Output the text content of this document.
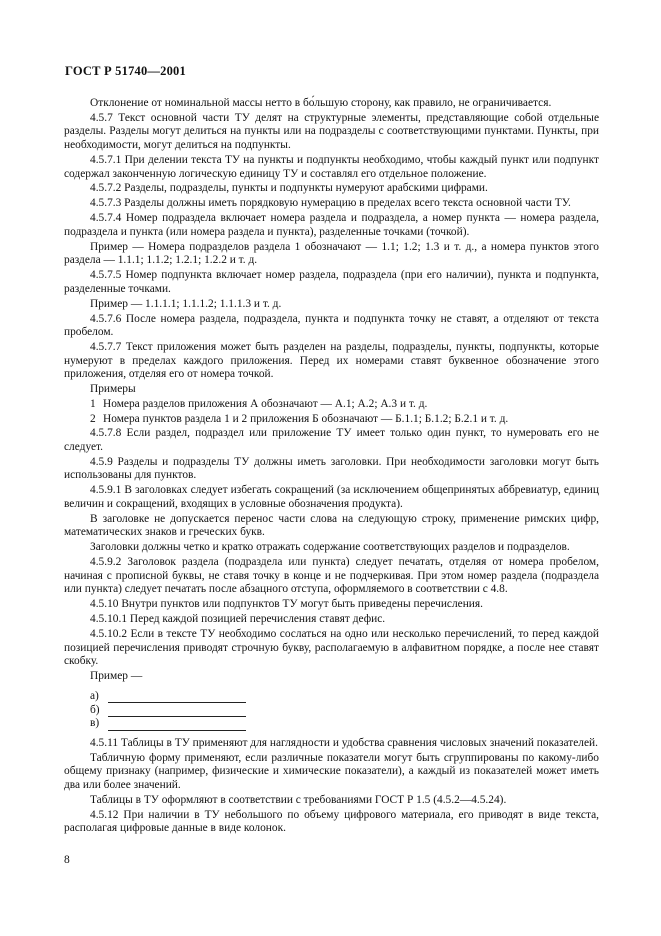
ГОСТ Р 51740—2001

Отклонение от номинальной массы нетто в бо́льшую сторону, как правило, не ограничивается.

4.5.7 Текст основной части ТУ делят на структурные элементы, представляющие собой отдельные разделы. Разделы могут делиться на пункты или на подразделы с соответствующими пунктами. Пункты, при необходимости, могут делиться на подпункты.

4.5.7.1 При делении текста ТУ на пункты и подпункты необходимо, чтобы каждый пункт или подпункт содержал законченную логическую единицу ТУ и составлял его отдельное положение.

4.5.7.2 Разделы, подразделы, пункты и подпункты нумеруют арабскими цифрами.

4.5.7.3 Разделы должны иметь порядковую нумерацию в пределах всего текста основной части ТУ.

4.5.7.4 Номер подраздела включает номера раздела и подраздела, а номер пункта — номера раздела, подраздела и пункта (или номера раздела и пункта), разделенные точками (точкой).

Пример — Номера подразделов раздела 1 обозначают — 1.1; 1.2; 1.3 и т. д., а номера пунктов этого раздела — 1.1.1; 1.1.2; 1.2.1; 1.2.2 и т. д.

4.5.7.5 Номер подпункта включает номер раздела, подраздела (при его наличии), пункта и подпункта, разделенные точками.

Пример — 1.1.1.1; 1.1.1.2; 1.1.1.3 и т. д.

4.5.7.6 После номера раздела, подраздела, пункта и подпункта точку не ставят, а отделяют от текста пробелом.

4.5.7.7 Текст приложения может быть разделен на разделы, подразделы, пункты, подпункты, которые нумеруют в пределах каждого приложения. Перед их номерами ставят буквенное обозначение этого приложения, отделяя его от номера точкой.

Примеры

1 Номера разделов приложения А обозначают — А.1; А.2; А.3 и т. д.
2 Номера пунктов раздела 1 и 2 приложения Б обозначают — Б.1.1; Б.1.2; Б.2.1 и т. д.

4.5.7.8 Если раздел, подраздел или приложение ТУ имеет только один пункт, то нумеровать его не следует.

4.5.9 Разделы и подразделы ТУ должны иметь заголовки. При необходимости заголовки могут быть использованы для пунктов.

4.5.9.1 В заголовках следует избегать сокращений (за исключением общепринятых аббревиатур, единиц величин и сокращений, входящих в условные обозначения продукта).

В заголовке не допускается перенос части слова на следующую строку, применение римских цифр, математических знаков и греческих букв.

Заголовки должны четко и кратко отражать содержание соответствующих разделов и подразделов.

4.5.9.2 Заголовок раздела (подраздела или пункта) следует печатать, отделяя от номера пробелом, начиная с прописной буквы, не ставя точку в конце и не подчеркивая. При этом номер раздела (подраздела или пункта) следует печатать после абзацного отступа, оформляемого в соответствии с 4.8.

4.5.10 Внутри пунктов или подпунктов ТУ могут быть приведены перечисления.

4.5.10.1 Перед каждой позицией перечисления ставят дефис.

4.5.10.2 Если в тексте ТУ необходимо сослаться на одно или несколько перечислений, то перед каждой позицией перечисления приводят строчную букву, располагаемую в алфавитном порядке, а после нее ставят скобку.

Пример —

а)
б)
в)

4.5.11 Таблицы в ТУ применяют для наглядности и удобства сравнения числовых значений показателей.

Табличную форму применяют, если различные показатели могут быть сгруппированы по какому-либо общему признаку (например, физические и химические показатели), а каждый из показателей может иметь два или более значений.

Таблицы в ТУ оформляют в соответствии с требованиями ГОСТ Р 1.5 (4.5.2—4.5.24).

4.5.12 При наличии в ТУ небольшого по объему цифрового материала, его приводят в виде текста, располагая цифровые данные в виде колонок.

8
---
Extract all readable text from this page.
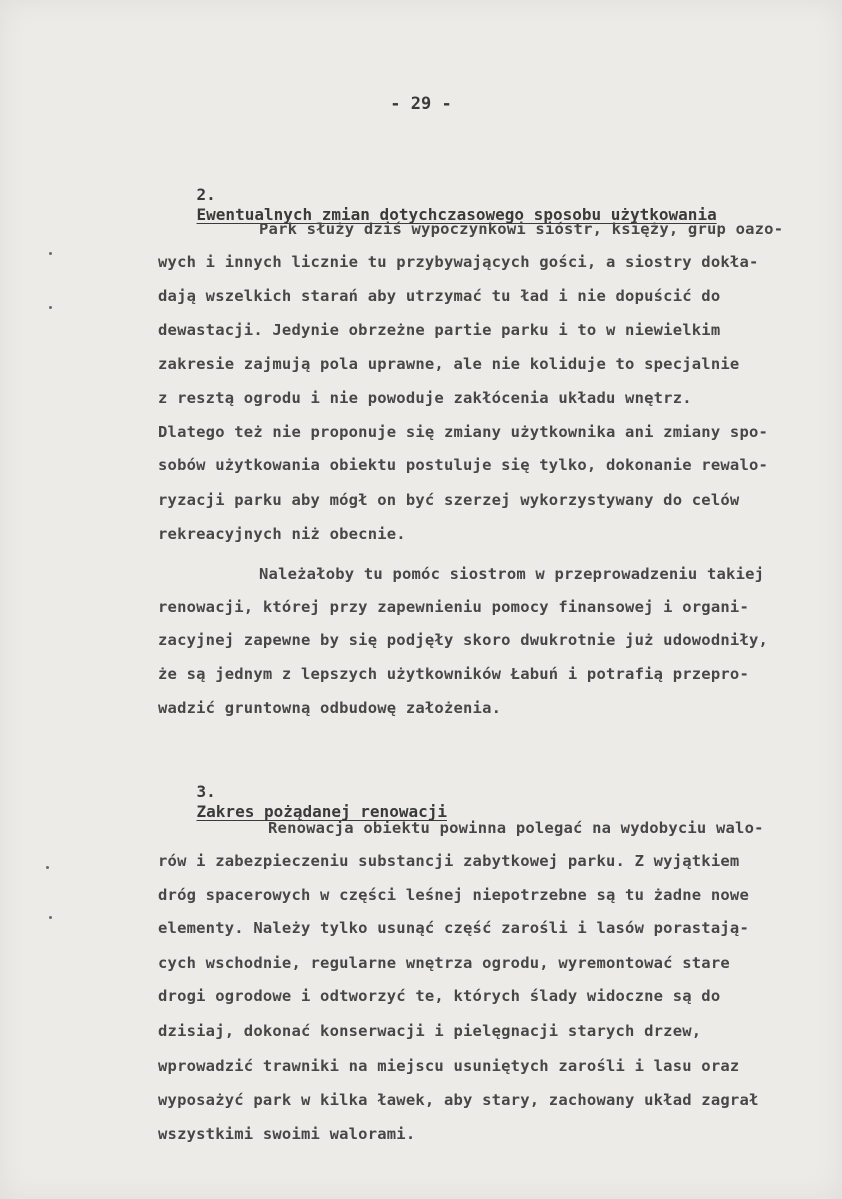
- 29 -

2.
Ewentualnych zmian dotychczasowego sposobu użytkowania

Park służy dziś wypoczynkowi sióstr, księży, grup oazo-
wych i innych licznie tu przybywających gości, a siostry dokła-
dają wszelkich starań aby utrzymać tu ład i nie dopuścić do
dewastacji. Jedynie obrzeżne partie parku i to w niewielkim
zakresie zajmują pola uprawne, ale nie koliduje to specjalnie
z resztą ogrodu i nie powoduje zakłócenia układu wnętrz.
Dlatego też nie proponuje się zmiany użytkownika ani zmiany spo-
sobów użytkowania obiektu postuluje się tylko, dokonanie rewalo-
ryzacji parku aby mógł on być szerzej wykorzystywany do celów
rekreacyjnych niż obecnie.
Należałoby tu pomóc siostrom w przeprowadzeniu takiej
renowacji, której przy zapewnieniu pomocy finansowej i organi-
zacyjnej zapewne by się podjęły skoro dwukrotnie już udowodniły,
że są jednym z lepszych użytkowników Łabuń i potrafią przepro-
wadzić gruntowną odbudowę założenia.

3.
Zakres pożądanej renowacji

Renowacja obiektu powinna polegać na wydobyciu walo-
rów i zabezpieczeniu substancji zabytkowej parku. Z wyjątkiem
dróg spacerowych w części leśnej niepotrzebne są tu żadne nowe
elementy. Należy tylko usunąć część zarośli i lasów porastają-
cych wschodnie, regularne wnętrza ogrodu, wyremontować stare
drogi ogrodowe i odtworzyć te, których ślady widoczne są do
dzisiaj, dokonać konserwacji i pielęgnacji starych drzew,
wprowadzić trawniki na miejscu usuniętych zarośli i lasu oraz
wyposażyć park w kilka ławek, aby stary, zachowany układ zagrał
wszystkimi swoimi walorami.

• **What to do**
Out of the material above, select every line that holds the string "приводят".

• **Task answer**
4.5.10.2 Если в тексте ТУ необходимо сослаться на одно или несколько перечислений, то перед каждой позицией перечисления приводят строчную букву, располагаемую в алфавитном порядке, а после нее ставят скобку.
4.5.12 При наличии в ТУ небольшого по объему цифрового материала, его приводят в виде текста, располагая цифровые данные в виде колонок.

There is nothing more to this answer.